# Input material
***

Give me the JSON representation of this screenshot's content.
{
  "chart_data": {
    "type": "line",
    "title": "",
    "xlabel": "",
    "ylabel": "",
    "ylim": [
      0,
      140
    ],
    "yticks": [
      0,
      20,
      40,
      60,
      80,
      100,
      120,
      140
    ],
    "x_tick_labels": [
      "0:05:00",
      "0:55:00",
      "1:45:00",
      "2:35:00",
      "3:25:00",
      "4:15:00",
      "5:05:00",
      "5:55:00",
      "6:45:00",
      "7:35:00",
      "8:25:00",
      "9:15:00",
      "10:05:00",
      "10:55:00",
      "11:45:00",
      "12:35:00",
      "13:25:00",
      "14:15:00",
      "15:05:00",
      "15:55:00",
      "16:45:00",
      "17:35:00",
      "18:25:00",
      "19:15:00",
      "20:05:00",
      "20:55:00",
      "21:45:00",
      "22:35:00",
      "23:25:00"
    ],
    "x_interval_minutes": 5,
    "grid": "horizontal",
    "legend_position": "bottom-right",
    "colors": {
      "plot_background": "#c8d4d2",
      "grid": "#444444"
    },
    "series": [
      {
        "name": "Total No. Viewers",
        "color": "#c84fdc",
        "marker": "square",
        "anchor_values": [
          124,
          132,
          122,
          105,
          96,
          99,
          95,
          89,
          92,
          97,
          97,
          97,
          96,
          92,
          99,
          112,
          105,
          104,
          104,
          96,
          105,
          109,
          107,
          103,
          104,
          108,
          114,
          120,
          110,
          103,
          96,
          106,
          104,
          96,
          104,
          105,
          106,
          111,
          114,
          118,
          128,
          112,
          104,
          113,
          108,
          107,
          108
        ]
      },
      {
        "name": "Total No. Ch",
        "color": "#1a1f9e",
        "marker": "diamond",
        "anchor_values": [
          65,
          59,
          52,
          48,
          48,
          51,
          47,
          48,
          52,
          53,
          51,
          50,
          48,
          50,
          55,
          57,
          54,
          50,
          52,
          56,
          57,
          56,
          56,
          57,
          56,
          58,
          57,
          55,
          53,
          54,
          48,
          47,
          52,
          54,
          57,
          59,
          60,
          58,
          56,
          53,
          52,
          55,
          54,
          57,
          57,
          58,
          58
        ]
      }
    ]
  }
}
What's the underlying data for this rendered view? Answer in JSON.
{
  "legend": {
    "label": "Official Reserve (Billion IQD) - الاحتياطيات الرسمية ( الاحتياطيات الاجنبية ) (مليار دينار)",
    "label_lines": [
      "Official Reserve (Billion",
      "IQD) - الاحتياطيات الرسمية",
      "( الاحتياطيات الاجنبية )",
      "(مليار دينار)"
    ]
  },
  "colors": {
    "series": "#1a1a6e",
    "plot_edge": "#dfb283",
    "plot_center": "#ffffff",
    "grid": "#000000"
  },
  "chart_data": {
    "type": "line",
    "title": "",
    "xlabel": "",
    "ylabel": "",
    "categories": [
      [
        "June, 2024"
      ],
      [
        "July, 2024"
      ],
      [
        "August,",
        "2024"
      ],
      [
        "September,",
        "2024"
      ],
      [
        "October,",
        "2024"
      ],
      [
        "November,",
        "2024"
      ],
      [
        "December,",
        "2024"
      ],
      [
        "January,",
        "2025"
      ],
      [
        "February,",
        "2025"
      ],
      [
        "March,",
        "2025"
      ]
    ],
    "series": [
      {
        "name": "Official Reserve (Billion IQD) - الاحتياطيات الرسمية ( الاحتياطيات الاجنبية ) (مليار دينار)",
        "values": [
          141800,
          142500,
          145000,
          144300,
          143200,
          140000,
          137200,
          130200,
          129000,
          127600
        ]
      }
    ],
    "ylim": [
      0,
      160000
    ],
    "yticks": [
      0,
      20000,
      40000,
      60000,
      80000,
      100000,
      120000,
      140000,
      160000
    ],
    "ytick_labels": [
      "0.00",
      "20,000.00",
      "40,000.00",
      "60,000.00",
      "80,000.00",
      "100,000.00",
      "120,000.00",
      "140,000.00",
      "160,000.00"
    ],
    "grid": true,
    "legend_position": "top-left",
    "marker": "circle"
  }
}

***

# Exercise goal
Return every line of the preceding records in which the word "الرسمية" appears.

# Solution to the exercise
    "label": "Official Reserve (Billion IQD) - الاحتياطيات الرسمية ( الاحتياطيات الاجنبية ) (مليار دينار)",
      "IQD) - الاحتياطيات الرسمية",
        "name": "Official Reserve (Billion IQD) - الاحتياطيات الرسمية ( الاحتياطيات الاجنبية ) (مليار دينار)",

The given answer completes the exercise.